> [WHAT IS EXPECTED] Transcribe the entries that follow exactly as they appear, minus pictures.

───── RECORDS PROVIDED

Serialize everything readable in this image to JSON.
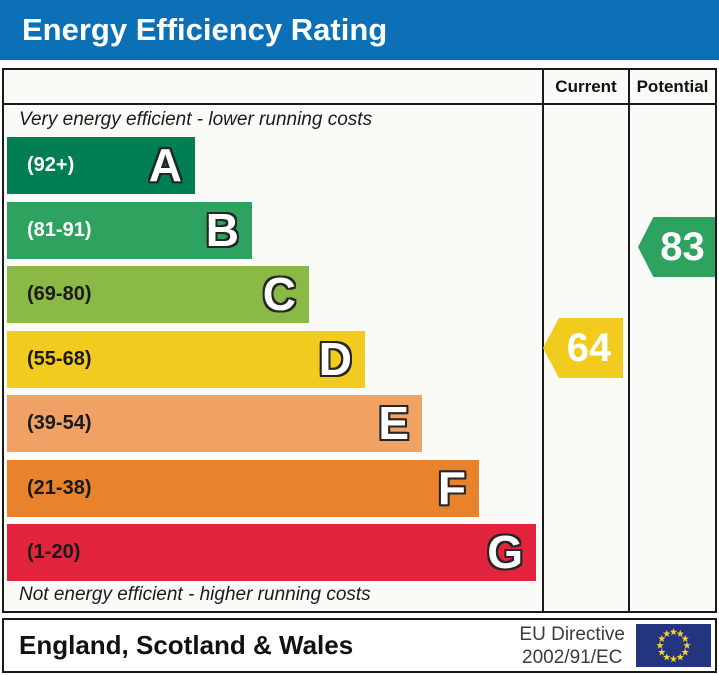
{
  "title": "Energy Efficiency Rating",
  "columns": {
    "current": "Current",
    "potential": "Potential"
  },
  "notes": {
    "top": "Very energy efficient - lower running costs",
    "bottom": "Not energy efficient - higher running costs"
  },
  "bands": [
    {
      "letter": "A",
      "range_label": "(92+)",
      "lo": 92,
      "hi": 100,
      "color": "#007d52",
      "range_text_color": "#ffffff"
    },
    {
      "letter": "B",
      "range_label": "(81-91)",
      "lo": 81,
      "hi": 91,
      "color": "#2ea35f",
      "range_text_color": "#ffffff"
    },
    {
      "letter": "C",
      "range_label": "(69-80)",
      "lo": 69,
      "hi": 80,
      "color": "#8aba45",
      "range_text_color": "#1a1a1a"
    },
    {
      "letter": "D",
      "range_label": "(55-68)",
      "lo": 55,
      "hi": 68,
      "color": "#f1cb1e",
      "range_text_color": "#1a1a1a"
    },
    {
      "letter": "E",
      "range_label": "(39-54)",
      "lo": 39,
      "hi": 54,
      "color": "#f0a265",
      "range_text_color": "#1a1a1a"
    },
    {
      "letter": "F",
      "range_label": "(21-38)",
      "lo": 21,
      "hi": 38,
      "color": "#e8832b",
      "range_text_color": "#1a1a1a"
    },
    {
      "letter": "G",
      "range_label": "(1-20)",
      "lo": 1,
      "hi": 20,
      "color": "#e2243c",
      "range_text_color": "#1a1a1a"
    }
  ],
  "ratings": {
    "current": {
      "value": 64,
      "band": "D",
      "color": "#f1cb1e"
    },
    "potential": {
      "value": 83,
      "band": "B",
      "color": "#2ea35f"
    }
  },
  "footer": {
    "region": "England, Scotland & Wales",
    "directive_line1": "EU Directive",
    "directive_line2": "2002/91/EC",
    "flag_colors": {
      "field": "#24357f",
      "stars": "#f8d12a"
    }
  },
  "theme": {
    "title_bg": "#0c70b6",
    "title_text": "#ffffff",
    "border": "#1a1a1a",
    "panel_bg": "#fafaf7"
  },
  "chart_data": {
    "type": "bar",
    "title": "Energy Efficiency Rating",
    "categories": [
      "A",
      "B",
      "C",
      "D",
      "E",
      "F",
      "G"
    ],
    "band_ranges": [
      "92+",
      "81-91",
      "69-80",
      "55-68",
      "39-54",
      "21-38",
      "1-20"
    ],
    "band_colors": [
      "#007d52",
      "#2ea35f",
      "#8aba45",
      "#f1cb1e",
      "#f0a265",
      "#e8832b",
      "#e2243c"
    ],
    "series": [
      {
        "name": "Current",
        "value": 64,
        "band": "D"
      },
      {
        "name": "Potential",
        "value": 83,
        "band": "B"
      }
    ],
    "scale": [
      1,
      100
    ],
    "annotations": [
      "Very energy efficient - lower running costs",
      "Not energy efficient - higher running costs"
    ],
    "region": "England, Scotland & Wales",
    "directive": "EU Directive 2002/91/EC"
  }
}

──────────

> [FINISHED EXERCISE]
Serialize everything readable in this image to JSON.
{
  "title": "Energy Efficiency Rating",
  "columns": {
    "current": "Current",
    "potential": "Potential"
  },
  "notes": {
    "top": "Very energy efficient - lower running costs",
    "bottom": "Not energy efficient - higher running costs"
  },
  "bands": [
    {
      "letter": "A",
      "range_label": "(92+)",
      "lo": 92,
      "hi": 100,
      "color": "#007d52",
      "range_text_color": "#ffffff"
    },
    {
      "letter": "B",
      "range_label": "(81-91)",
      "lo": 81,
      "hi": 91,
      "color": "#2ea35f",
      "range_text_color": "#ffffff"
    },
    {
      "letter": "C",
      "range_label": "(69-80)",
      "lo": 69,
      "hi": 80,
      "color": "#8aba45",
      "range_text_color": "#1a1a1a"
    },
    {
      "letter": "D",
      "range_label": "(55-68)",
      "lo": 55,
      "hi": 68,
      "color": "#f1cb1e",
      "range_text_color": "#1a1a1a"
    },
    {
      "letter": "E",
      "range_label": "(39-54)",
      "lo": 39,
      "hi": 54,
      "color": "#f0a265",
      "range_text_color": "#1a1a1a"
    },
    {
      "letter": "F",
      "range_label": "(21-38)",
      "lo": 21,
      "hi": 38,
      "color": "#e8832b",
      "range_text_color": "#1a1a1a"
    },
    {
      "letter": "G",
      "range_label": "(1-20)",
      "lo": 1,
      "hi": 20,
      "color": "#e2243c",
      "range_text_color": "#1a1a1a"
    }
  ],
  "ratings": {
    "current": {
      "value": 64,
      "band": "D",
      "color": "#f1cb1e"
    },
    "potential": {
      "value": 83,
      "band": "B",
      "color": "#2ea35f"
    }
  },
  "footer": {
    "region": "England, Scotland & Wales",
    "directive_line1": "EU Directive",
    "directive_line2": "2002/91/EC",
    "flag_colors": {
      "field": "#24357f",
      "stars": "#f8d12a"
    }
  },
  "theme": {
    "title_bg": "#0c70b6",
    "title_text": "#ffffff",
    "border": "#1a1a1a",
    "panel_bg": "#fafaf7"
  },
  "chart_data": {
    "type": "bar",
    "title": "Energy Efficiency Rating",
    "categories": [
      "A",
      "B",
      "C",
      "D",
      "E",
      "F",
      "G"
    ],
    "band_ranges": [
      "92+",
      "81-91",
      "69-80",
      "55-68",
      "39-54",
      "21-38",
      "1-20"
    ],
    "band_colors": [
      "#007d52",
      "#2ea35f",
      "#8aba45",
      "#f1cb1e",
      "#f0a265",
      "#e8832b",
      "#e2243c"
    ],
    "series": [
      {
        "name": "Current",
        "value": 64,
        "band": "D"
      },
      {
        "name": "Potential",
        "value": 83,
        "band": "B"
      }
    ],
    "scale": [
      1,
      100
    ],
    "annotations": [
      "Very energy efficient - lower running costs",
      "Not energy efficient - higher running costs"
    ],
    "region": "England, Scotland & Wales",
    "directive": "EU Directive 2002/91/EC"
  }
}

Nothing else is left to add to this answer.